*WRITTEN PROBLEM*: Extract the complete listing and output it unchanged.

*TASK INPUTS*:
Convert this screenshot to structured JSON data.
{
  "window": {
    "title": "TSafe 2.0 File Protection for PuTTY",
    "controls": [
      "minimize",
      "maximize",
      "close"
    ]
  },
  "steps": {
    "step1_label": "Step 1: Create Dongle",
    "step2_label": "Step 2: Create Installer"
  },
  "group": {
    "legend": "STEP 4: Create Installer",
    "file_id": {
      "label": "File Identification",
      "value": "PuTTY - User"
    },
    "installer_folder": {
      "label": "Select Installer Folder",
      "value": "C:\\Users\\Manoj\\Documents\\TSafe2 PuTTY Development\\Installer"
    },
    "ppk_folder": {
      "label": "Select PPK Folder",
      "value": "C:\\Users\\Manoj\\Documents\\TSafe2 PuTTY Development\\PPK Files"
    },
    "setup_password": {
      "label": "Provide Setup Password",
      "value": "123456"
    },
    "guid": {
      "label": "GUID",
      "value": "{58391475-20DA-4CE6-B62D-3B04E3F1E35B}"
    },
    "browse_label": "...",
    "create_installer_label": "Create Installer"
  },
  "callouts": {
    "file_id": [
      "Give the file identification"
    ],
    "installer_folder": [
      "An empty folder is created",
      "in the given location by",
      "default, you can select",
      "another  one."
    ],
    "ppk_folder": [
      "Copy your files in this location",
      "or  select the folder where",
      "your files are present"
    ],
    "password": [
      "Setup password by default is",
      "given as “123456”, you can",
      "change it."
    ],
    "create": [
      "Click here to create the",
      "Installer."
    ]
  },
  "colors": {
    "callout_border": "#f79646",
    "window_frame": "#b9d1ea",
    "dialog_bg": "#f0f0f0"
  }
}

*REPLY*:
Convert this screenshot to structured JSON data.
{
  "window": {
    "title": "TSafe 2.0 File Protection for PuTTY",
    "controls": [
      "minimize",
      "maximize",
      "close"
    ]
  },
  "steps": {
    "step1_label": "Step 1: Create Dongle",
    "step2_label": "Step 2: Create Installer"
  },
  "group": {
    "legend": "STEP 4: Create Installer",
    "file_id": {
      "label": "File Identification",
      "value": "PuTTY - User"
    },
    "installer_folder": {
      "label": "Select Installer Folder",
      "value": "C:\\Users\\Manoj\\Documents\\TSafe2 PuTTY Development\\Installer"
    },
    "ppk_folder": {
      "label": "Select PPK Folder",
      "value": "C:\\Users\\Manoj\\Documents\\TSafe2 PuTTY Development\\PPK Files"
    },
    "setup_password": {
      "label": "Provide Setup Password",
      "value": "123456"
    },
    "guid": {
      "label": "GUID",
      "value": "{58391475-20DA-4CE6-B62D-3B04E3F1E35B}"
    },
    "browse_label": "...",
    "create_installer_label": "Create Installer"
  },
  "callouts": {
    "file_id": [
      "Give the file identification"
    ],
    "installer_folder": [
      "An empty folder is created",
      "in the given location by",
      "default, you can select",
      "another  one."
    ],
    "ppk_folder": [
      "Copy your files in this location",
      "or  select the folder where",
      "your files are present"
    ],
    "password": [
      "Setup password by default is",
      "given as “123456”, you can",
      "change it."
    ],
    "create": [
      "Click here to create the",
      "Installer."
    ]
  },
  "colors": {
    "callout_border": "#f79646",
    "window_frame": "#b9d1ea",
    "dialog_bg": "#f0f0f0"
  }
}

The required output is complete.